▸ **SHORT PROBLEM**
Omit every picture and write out the rest of the records exactly.

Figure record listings
==================================================

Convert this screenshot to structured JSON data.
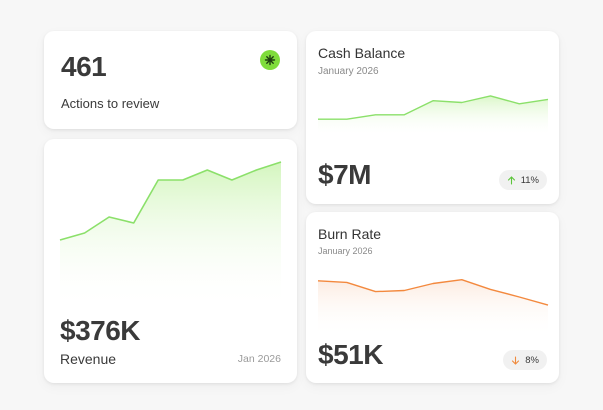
{
  "actions": {
    "count": "461",
    "label": "Actions to review",
    "badge_icon": "asterisk-icon",
    "badge_color": "#7fdc3b"
  },
  "revenue": {
    "value": "$376K",
    "label": "Revenue",
    "date": "Jan 2026",
    "line_color": "#8be06a"
  },
  "cash": {
    "title": "Cash Balance",
    "date": "January 2026",
    "value": "$7M",
    "change": "11%",
    "change_icon": "arrow-up-icon",
    "change_color": "#5cc43a",
    "line_color": "#8be06a"
  },
  "burn": {
    "title": "Burn Rate",
    "date": "January 2026",
    "value": "$51K",
    "change": "8%",
    "change_icon": "arrow-down-icon",
    "change_color": "#f08a3c",
    "line_color": "#f3893e"
  },
  "chart_data": [
    {
      "type": "area",
      "title": "Revenue",
      "x": [
        1,
        2,
        3,
        4,
        5,
        6,
        7,
        8,
        9,
        10
      ],
      "values": [
        10,
        17,
        33,
        27,
        70,
        70,
        80,
        70,
        80,
        88
      ],
      "ylim": [
        0,
        100
      ]
    },
    {
      "type": "area",
      "title": "Cash Balance",
      "x": [
        1,
        2,
        3,
        4,
        5,
        6,
        7,
        8,
        9
      ],
      "values": [
        20,
        20,
        30,
        30,
        62,
        58,
        73,
        55,
        65
      ],
      "ylim": [
        0,
        100
      ]
    },
    {
      "type": "area",
      "title": "Burn Rate",
      "x": [
        1,
        2,
        3,
        4,
        5,
        6,
        7,
        8,
        9
      ],
      "values": [
        80,
        77,
        60,
        62,
        75,
        82,
        64,
        50,
        35
      ],
      "ylim": [
        0,
        100
      ]
    }
  ]
}
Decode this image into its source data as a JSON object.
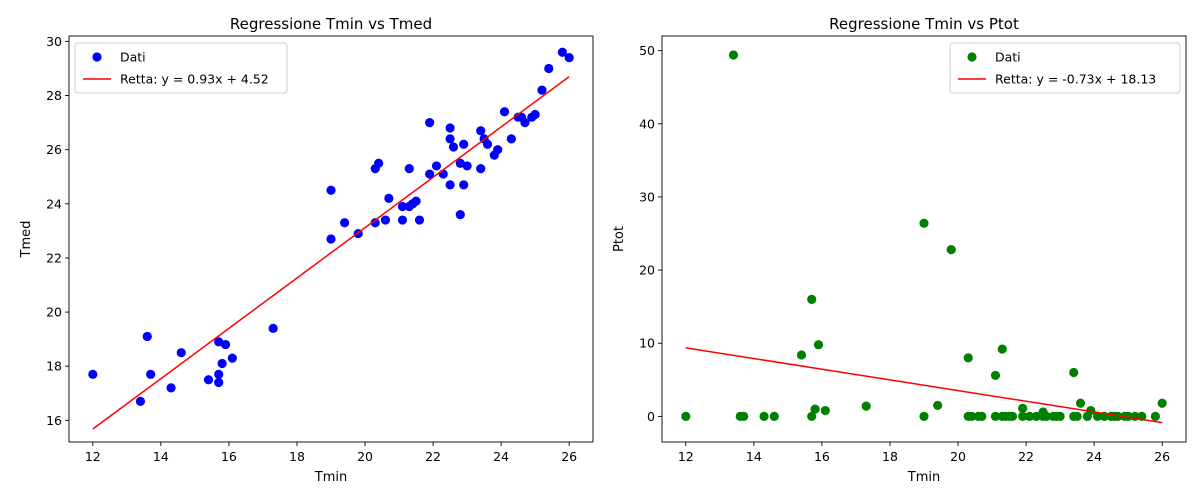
{
  "chart_data": [
    {
      "type": "scatter",
      "title": "Regressione Tmin vs Tmed",
      "xlabel": "Tmin",
      "ylabel": "Tmed",
      "xlim": [
        11.3,
        26.7
      ],
      "ylim": [
        15.2,
        30.2
      ],
      "xticks": [
        "12",
        "14",
        "16",
        "18",
        "20",
        "22",
        "24",
        "26"
      ],
      "yticks": [
        "16",
        "18",
        "20",
        "22",
        "24",
        "26",
        "28",
        "30"
      ],
      "legend_position": "top-left",
      "series": [
        {
          "name": "Dati",
          "color": "#0000ff",
          "x": [
            12.0,
            13.4,
            13.6,
            13.7,
            14.3,
            14.6,
            15.4,
            15.7,
            15.7,
            15.7,
            15.8,
            15.9,
            16.1,
            17.3,
            19.0,
            19.0,
            19.4,
            19.8,
            20.3,
            20.3,
            20.4,
            20.6,
            20.7,
            21.1,
            21.1,
            21.3,
            21.3,
            21.4,
            21.5,
            21.6,
            21.9,
            21.9,
            22.1,
            22.3,
            22.5,
            22.5,
            22.5,
            22.6,
            22.8,
            22.8,
            22.9,
            22.9,
            23.0,
            23.4,
            23.4,
            23.5,
            23.6,
            23.8,
            23.9,
            24.1,
            24.3,
            24.5,
            24.6,
            24.7,
            24.9,
            25.0,
            25.2,
            25.4,
            25.8,
            26.0
          ],
          "y": [
            17.7,
            16.7,
            19.1,
            17.7,
            17.2,
            18.5,
            17.5,
            17.4,
            17.7,
            18.9,
            18.1,
            18.8,
            18.3,
            19.4,
            22.7,
            24.5,
            23.3,
            22.9,
            23.3,
            25.3,
            25.5,
            23.4,
            24.2,
            23.4,
            23.9,
            23.9,
            25.3,
            24.0,
            24.1,
            23.4,
            25.1,
            27.0,
            25.4,
            25.1,
            24.7,
            26.4,
            26.8,
            26.1,
            25.5,
            23.6,
            24.7,
            26.2,
            25.4,
            25.3,
            26.7,
            26.4,
            26.2,
            25.8,
            26.0,
            27.4,
            26.4,
            27.2,
            27.2,
            27.0,
            27.2,
            27.3,
            28.2,
            29.0,
            29.6,
            29.4
          ]
        },
        {
          "name": "Retta: y = 0.93x + 4.52",
          "color": "#ff0000",
          "type": "line",
          "x": [
            12.0,
            26.0
          ],
          "y": [
            15.68,
            28.7
          ]
        }
      ]
    },
    {
      "type": "scatter",
      "title": "Regressione Tmin vs Ptot",
      "xlabel": "Tmin",
      "ylabel": "Ptot",
      "xlim": [
        11.3,
        26.7
      ],
      "ylim": [
        -3.5,
        52.0
      ],
      "xticks": [
        "12",
        "14",
        "16",
        "18",
        "20",
        "22",
        "24",
        "26"
      ],
      "yticks": [
        "0",
        "10",
        "20",
        "30",
        "40",
        "50"
      ],
      "legend_position": "top-right",
      "series": [
        {
          "name": "Dati",
          "color": "#008000",
          "x": [
            12.0,
            13.4,
            13.6,
            13.7,
            14.3,
            14.6,
            15.4,
            15.7,
            15.7,
            15.8,
            15.9,
            16.1,
            17.3,
            19.0,
            19.0,
            19.4,
            19.8,
            20.3,
            20.3,
            20.4,
            20.6,
            20.7,
            21.1,
            21.1,
            21.3,
            21.3,
            21.4,
            21.5,
            21.6,
            21.9,
            21.9,
            22.1,
            22.3,
            22.5,
            22.5,
            22.6,
            22.8,
            22.9,
            23.0,
            23.4,
            23.4,
            23.5,
            23.6,
            23.8,
            23.9,
            24.1,
            24.3,
            24.5,
            24.6,
            24.7,
            24.9,
            25.0,
            25.2,
            25.4,
            25.8,
            26.0
          ],
          "y": [
            0.0,
            49.4,
            0.0,
            0.0,
            0.0,
            0.0,
            8.4,
            16.0,
            0.0,
            1.0,
            9.8,
            0.8,
            1.4,
            26.4,
            0.0,
            1.5,
            22.8,
            8.0,
            0.0,
            0.0,
            0.0,
            0.0,
            5.6,
            0.0,
            9.2,
            0.0,
            0.0,
            0.0,
            0.0,
            1.1,
            0.0,
            0.0,
            0.0,
            0.0,
            0.6,
            0.0,
            0.0,
            0.0,
            0.0,
            6.0,
            0.0,
            0.0,
            1.8,
            0.0,
            0.8,
            0.0,
            0.0,
            0.0,
            0.0,
            0.0,
            0.0,
            0.0,
            0.0,
            0.0,
            0.0,
            1.8
          ]
        },
        {
          "name": "Retta: y = -0.73x + 18.13",
          "color": "#ff0000",
          "type": "line",
          "x": [
            12.0,
            26.0
          ],
          "y": [
            9.37,
            -0.85
          ]
        }
      ]
    }
  ]
}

==================================================

▸ **FULL SOLUTION**
Convert this screenshot to structured JSON data.
{
  "actions": {
    "count": "461",
    "label": "Actions to review",
    "badge_icon": "asterisk-icon",
    "badge_color": "#7fdc3b"
  },
  "revenue": {
    "value": "$376K",
    "label": "Revenue",
    "date": "Jan 2026",
    "line_color": "#8be06a"
  },
  "cash": {
    "title": "Cash Balance",
    "date": "January 2026",
    "value": "$7M",
    "change": "11%",
    "change_icon": "arrow-up-icon",
    "change_color": "#5cc43a",
    "line_color": "#8be06a"
  },
  "burn": {
    "title": "Burn Rate",
    "date": "January 2026",
    "value": "$51K",
    "change": "8%",
    "change_icon": "arrow-down-icon",
    "change_color": "#f08a3c",
    "line_color": "#f3893e"
  },
  "chart_data": [
    {
      "type": "area",
      "title": "Revenue",
      "x": [
        1,
        2,
        3,
        4,
        5,
        6,
        7,
        8,
        9,
        10
      ],
      "values": [
        10,
        17,
        33,
        27,
        70,
        70,
        80,
        70,
        80,
        88
      ],
      "ylim": [
        0,
        100
      ]
    },
    {
      "type": "area",
      "title": "Cash Balance",
      "x": [
        1,
        2,
        3,
        4,
        5,
        6,
        7,
        8,
        9
      ],
      "values": [
        20,
        20,
        30,
        30,
        62,
        58,
        73,
        55,
        65
      ],
      "ylim": [
        0,
        100
      ]
    },
    {
      "type": "area",
      "title": "Burn Rate",
      "x": [
        1,
        2,
        3,
        4,
        5,
        6,
        7,
        8,
        9
      ],
      "values": [
        80,
        77,
        60,
        62,
        75,
        82,
        64,
        50,
        35
      ],
      "ylim": [
        0,
        100
      ]
    }
  ]
}
Decode this image into its source data as a JSON object.
{
  "chart_data": [
    {
      "type": "scatter",
      "title": "Regressione Tmin vs Tmed",
      "xlabel": "Tmin",
      "ylabel": "Tmed",
      "xlim": [
        11.3,
        26.7
      ],
      "ylim": [
        15.2,
        30.2
      ],
      "xticks": [
        "12",
        "14",
        "16",
        "18",
        "20",
        "22",
        "24",
        "26"
      ],
      "yticks": [
        "16",
        "18",
        "20",
        "22",
        "24",
        "26",
        "28",
        "30"
      ],
      "legend_position": "top-left",
      "series": [
        {
          "name": "Dati",
          "color": "#0000ff",
          "x": [
            12.0,
            13.4,
            13.6,
            13.7,
            14.3,
            14.6,
            15.4,
            15.7,
            15.7,
            15.7,
            15.8,
            15.9,
            16.1,
            17.3,
            19.0,
            19.0,
            19.4,
            19.8,
            20.3,
            20.3,
            20.4,
            20.6,
            20.7,
            21.1,
            21.1,
            21.3,
            21.3,
            21.4,
            21.5,
            21.6,
            21.9,
            21.9,
            22.1,
            22.3,
            22.5,
            22.5,
            22.5,
            22.6,
            22.8,
            22.8,
            22.9,
            22.9,
            23.0,
            23.4,
            23.4,
            23.5,
            23.6,
            23.8,
            23.9,
            24.1,
            24.3,
            24.5,
            24.6,
            24.7,
            24.9,
            25.0,
            25.2,
            25.4,
            25.8,
            26.0
          ],
          "y": [
            17.7,
            16.7,
            19.1,
            17.7,
            17.2,
            18.5,
            17.5,
            17.4,
            17.7,
            18.9,
            18.1,
            18.8,
            18.3,
            19.4,
            22.7,
            24.5,
            23.3,
            22.9,
            23.3,
            25.3,
            25.5,
            23.4,
            24.2,
            23.4,
            23.9,
            23.9,
            25.3,
            24.0,
            24.1,
            23.4,
            25.1,
            27.0,
            25.4,
            25.1,
            24.7,
            26.4,
            26.8,
            26.1,
            25.5,
            23.6,
            24.7,
            26.2,
            25.4,
            25.3,
            26.7,
            26.4,
            26.2,
            25.8,
            26.0,
            27.4,
            26.4,
            27.2,
            27.2,
            27.0,
            27.2,
            27.3,
            28.2,
            29.0,
            29.6,
            29.4
          ]
        },
        {
          "name": "Retta: y = 0.93x + 4.52",
          "color": "#ff0000",
          "type": "line",
          "x": [
            12.0,
            26.0
          ],
          "y": [
            15.68,
            28.7
          ]
        }
      ]
    },
    {
      "type": "scatter",
      "title": "Regressione Tmin vs Ptot",
      "xlabel": "Tmin",
      "ylabel": "Ptot",
      "xlim": [
        11.3,
        26.7
      ],
      "ylim": [
        -3.5,
        52.0
      ],
      "xticks": [
        "12",
        "14",
        "16",
        "18",
        "20",
        "22",
        "24",
        "26"
      ],
      "yticks": [
        "0",
        "10",
        "20",
        "30",
        "40",
        "50"
      ],
      "legend_position": "top-right",
      "series": [
        {
          "name": "Dati",
          "color": "#008000",
          "x": [
            12.0,
            13.4,
            13.6,
            13.7,
            14.3,
            14.6,
            15.4,
            15.7,
            15.7,
            15.8,
            15.9,
            16.1,
            17.3,
            19.0,
            19.0,
            19.4,
            19.8,
            20.3,
            20.3,
            20.4,
            20.6,
            20.7,
            21.1,
            21.1,
            21.3,
            21.3,
            21.4,
            21.5,
            21.6,
            21.9,
            21.9,
            22.1,
            22.3,
            22.5,
            22.5,
            22.6,
            22.8,
            22.9,
            23.0,
            23.4,
            23.4,
            23.5,
            23.6,
            23.8,
            23.9,
            24.1,
            24.3,
            24.5,
            24.6,
            24.7,
            24.9,
            25.0,
            25.2,
            25.4,
            25.8,
            26.0
          ],
          "y": [
            0.0,
            49.4,
            0.0,
            0.0,
            0.0,
            0.0,
            8.4,
            16.0,
            0.0,
            1.0,
            9.8,
            0.8,
            1.4,
            26.4,
            0.0,
            1.5,
            22.8,
            8.0,
            0.0,
            0.0,
            0.0,
            0.0,
            5.6,
            0.0,
            9.2,
            0.0,
            0.0,
            0.0,
            0.0,
            1.1,
            0.0,
            0.0,
            0.0,
            0.0,
            0.6,
            0.0,
            0.0,
            0.0,
            0.0,
            6.0,
            0.0,
            0.0,
            1.8,
            0.0,
            0.8,
            0.0,
            0.0,
            0.0,
            0.0,
            0.0,
            0.0,
            0.0,
            0.0,
            0.0,
            0.0,
            1.8
          ]
        },
        {
          "name": "Retta: y = -0.73x + 18.13",
          "color": "#ff0000",
          "type": "line",
          "x": [
            12.0,
            26.0
          ],
          "y": [
            9.37,
            -0.85
          ]
        }
      ]
    }
  ]
}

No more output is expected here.